Short task –
Extract all lines that hold the string "stared".

* START Data for this task *

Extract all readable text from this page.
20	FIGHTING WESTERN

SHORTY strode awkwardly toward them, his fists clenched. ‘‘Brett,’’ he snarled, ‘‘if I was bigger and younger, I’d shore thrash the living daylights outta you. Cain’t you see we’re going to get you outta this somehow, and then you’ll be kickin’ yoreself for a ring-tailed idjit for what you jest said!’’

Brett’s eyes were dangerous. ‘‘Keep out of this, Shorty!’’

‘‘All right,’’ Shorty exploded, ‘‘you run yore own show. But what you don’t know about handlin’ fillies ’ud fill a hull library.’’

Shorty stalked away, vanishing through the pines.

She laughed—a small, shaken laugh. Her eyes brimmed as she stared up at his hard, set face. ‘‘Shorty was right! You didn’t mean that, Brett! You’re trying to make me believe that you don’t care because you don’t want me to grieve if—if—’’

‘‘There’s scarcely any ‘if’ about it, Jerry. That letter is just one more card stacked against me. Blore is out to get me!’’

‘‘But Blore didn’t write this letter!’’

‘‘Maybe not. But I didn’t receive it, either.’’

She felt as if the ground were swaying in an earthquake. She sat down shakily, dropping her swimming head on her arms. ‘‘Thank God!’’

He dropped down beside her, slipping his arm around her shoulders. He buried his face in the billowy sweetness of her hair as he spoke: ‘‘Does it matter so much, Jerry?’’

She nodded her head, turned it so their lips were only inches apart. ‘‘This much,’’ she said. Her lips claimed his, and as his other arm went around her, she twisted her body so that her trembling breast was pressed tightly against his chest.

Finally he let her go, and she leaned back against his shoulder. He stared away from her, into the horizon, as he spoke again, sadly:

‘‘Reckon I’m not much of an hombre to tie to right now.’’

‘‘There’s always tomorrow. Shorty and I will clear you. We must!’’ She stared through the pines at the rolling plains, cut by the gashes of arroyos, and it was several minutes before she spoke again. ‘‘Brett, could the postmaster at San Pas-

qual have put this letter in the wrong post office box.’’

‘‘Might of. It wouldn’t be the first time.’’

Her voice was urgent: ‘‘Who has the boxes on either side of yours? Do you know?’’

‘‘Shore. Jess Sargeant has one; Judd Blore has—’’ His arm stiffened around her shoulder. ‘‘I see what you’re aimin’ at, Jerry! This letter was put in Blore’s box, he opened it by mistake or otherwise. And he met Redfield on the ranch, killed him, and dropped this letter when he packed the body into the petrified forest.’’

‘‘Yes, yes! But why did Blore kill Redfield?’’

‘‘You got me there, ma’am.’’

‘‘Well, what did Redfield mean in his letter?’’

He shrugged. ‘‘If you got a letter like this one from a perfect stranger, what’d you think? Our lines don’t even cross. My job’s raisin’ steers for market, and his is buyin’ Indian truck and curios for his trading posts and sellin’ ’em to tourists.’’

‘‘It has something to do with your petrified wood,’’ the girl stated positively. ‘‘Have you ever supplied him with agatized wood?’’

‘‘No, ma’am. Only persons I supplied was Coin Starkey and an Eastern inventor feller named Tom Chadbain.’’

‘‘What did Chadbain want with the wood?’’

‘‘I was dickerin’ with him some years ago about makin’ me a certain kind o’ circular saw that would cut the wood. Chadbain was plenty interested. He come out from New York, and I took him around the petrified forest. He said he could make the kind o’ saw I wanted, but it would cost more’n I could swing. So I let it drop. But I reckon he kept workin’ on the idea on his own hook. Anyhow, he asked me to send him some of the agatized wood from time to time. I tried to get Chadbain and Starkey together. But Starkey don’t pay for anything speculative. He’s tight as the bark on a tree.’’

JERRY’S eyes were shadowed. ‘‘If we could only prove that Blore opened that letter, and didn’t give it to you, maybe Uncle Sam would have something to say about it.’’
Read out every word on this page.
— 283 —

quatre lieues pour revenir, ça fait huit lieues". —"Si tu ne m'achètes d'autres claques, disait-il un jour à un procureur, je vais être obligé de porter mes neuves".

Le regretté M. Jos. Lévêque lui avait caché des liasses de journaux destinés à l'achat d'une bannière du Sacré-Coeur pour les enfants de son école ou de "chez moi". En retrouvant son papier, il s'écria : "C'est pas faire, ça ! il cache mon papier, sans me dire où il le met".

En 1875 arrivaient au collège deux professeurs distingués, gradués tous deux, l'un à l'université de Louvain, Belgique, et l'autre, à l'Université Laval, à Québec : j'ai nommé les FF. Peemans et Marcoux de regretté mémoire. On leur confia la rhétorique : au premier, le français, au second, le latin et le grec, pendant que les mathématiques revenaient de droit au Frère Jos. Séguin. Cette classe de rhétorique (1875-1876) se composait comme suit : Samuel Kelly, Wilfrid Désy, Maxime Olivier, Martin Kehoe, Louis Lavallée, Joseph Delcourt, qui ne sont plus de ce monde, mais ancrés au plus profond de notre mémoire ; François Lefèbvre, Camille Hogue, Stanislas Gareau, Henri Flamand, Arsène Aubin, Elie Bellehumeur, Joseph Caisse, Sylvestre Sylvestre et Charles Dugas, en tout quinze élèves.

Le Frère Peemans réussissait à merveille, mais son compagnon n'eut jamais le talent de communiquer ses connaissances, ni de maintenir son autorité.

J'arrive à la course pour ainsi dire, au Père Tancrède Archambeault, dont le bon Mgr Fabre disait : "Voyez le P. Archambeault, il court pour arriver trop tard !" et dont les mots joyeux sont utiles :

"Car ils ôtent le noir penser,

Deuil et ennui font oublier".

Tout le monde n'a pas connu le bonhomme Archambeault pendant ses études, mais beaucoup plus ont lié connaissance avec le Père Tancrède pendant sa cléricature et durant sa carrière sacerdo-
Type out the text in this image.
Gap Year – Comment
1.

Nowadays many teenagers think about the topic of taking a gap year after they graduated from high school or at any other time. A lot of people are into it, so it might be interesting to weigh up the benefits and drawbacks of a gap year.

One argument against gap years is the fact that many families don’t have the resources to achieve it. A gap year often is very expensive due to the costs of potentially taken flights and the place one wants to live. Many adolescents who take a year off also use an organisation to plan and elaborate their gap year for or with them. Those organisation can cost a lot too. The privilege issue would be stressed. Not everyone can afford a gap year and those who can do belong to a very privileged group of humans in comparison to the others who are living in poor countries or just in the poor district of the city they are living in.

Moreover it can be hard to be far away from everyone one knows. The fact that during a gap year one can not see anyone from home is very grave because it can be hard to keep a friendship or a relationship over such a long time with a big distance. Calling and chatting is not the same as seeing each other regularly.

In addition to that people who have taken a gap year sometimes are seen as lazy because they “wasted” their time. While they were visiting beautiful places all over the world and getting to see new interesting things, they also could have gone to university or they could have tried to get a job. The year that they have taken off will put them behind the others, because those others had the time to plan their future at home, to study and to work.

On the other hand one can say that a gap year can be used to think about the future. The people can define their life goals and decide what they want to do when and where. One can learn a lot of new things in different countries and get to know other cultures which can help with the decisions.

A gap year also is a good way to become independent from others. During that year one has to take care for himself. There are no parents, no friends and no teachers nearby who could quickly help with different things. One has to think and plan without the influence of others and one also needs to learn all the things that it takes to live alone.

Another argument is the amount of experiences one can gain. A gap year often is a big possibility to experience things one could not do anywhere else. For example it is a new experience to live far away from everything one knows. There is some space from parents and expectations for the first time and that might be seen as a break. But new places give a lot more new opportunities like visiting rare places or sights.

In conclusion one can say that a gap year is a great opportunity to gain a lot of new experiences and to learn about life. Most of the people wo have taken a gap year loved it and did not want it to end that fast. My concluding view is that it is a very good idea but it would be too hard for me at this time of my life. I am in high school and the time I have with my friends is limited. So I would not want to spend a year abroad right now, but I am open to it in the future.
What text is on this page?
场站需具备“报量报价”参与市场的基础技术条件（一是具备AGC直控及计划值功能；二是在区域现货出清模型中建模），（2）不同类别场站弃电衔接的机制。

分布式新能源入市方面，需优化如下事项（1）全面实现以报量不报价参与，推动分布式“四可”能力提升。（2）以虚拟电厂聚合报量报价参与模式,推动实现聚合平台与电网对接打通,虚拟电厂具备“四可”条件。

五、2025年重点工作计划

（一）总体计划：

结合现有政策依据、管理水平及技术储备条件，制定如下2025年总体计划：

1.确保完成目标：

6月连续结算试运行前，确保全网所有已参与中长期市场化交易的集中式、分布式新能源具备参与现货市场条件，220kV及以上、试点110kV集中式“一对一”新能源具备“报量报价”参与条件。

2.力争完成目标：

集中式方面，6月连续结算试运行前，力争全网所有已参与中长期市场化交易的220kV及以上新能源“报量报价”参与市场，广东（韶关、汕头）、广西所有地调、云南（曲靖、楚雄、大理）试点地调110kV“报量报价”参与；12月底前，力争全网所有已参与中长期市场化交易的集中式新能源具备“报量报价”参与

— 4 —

* END Data for this task *

Solution –
She laughed—a small, shaken laugh. Her eyes brimmed as she stared up at his hard, set face. ‘‘Shorty was right! You didn’t mean that, Brett! You’re trying to make me believe that you don’t care because you don’t want me to grieve if—if—’’
Finally he let her go, and she leaned back against his shoulder. He stared away from her, into the horizon, as he spoke again, sadly:
‘‘There’s always tomorrow. Shorty and I will clear you. We must!’’ She stared through the pines at the rolling plains, cut by the gashes of arroyos, and it was several minutes before she spoke again. ‘‘Brett, could the postmaster at San Pas-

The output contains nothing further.